» **Data in this exercise**:
## Begin
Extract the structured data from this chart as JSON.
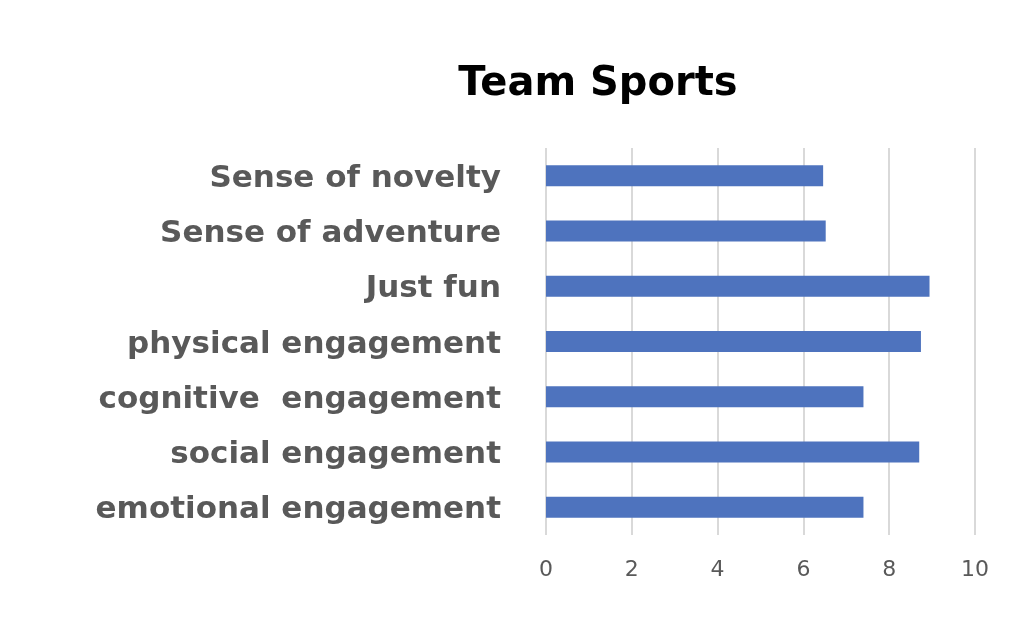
{
  "chart_data": {
    "type": "bar",
    "orientation": "horizontal",
    "title": "Team Sports",
    "categories": [
      "Sense of novelty",
      "Sense of adventure",
      "Just fun",
      "physical engagement",
      "cognitive  engagement",
      "social engagement",
      "emotional engagement"
    ],
    "values": [
      6.46,
      6.52,
      8.94,
      8.74,
      7.4,
      8.7,
      7.4
    ],
    "color": "#4e73be",
    "xlim": [
      0,
      10
    ],
    "xticks": [
      0,
      2,
      4,
      6,
      8,
      10
    ],
    "grid": "x"
  }
}
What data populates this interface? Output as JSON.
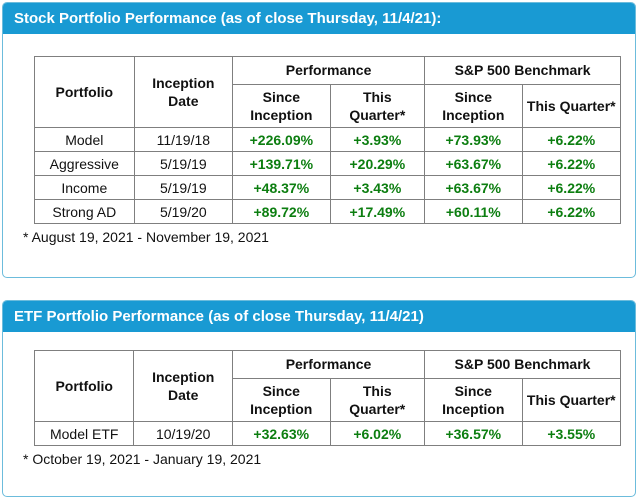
## End
Write out all the records again, exactly, minus any pictures.

» **Written answer**:
Extract the structured data from this chart as JSON.
{
  "chart_data": {
    "type": "bar",
    "orientation": "horizontal",
    "title": "Team Sports",
    "categories": [
      "Sense of novelty",
      "Sense of adventure",
      "Just fun",
      "physical engagement",
      "cognitive  engagement",
      "social engagement",
      "emotional engagement"
    ],
    "values": [
      6.46,
      6.52,
      8.94,
      8.74,
      7.4,
      8.7,
      7.4
    ],
    "color": "#4e73be",
    "xlim": [
      0,
      10
    ],
    "xticks": [
      0,
      2,
      4,
      6,
      8,
      10
    ],
    "grid": "x"
  }
}
What data populates this interface? Output as JSON.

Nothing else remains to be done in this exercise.